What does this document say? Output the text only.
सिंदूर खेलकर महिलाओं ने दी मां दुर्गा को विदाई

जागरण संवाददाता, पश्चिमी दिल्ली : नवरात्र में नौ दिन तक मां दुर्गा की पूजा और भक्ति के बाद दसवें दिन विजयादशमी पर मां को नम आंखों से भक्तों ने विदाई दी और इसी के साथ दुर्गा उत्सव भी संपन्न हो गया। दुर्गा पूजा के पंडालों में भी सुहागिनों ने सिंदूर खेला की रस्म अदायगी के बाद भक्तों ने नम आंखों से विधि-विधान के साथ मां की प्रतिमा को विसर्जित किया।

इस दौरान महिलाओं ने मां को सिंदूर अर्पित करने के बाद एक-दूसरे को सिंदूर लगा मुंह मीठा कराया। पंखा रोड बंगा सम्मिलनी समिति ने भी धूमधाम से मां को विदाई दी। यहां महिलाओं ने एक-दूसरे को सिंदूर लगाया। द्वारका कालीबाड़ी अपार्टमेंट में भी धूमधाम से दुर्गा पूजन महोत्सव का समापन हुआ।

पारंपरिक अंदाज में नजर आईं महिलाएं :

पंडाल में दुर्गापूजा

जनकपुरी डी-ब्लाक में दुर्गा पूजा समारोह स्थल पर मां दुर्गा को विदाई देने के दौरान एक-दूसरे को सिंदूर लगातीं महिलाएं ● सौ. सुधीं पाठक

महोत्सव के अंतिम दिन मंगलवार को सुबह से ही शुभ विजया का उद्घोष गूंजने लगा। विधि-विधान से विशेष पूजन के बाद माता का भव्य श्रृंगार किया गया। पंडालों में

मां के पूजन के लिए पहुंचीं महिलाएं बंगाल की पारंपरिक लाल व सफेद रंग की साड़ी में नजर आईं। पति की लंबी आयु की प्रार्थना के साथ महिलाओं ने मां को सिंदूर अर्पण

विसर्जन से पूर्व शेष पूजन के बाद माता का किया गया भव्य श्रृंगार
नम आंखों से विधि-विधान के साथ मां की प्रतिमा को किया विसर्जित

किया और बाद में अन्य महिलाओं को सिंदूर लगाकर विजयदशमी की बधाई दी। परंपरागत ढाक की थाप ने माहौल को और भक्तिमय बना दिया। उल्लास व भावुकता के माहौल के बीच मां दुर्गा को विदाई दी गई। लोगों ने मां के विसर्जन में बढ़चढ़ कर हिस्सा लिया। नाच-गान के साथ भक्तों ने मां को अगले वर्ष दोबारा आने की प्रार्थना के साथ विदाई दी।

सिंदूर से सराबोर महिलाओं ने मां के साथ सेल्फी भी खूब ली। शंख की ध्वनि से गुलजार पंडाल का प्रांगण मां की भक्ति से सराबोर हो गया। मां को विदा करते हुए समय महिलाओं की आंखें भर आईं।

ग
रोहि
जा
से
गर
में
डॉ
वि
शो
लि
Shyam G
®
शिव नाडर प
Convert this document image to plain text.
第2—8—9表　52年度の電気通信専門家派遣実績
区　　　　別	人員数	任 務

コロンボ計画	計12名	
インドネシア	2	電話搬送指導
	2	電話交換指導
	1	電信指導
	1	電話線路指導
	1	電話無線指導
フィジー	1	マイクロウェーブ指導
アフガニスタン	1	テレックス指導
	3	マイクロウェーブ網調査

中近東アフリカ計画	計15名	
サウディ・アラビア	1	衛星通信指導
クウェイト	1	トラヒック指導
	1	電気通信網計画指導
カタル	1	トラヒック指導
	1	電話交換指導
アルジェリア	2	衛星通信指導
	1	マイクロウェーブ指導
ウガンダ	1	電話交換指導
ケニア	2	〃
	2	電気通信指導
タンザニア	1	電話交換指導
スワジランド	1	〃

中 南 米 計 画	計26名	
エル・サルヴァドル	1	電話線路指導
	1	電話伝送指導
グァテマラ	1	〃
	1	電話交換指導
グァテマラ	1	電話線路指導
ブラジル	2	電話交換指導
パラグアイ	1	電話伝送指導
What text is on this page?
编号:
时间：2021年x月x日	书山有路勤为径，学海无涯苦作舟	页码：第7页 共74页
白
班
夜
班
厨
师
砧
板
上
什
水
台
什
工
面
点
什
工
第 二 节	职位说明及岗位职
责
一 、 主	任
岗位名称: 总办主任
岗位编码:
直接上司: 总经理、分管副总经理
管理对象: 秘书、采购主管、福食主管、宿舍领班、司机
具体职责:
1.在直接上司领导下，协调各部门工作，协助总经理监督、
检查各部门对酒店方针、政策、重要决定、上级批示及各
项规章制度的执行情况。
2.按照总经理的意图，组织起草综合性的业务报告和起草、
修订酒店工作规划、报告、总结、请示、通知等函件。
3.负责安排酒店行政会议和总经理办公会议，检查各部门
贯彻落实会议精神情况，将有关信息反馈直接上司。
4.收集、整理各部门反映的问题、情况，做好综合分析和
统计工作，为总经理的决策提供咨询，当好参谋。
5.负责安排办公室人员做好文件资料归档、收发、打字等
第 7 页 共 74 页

◆ DIRECTIONS
Copy out each line of the records that holds the string "What".

◆ EXERCISE ANSWER
What does this document say? Output the text only.
What text is on this page?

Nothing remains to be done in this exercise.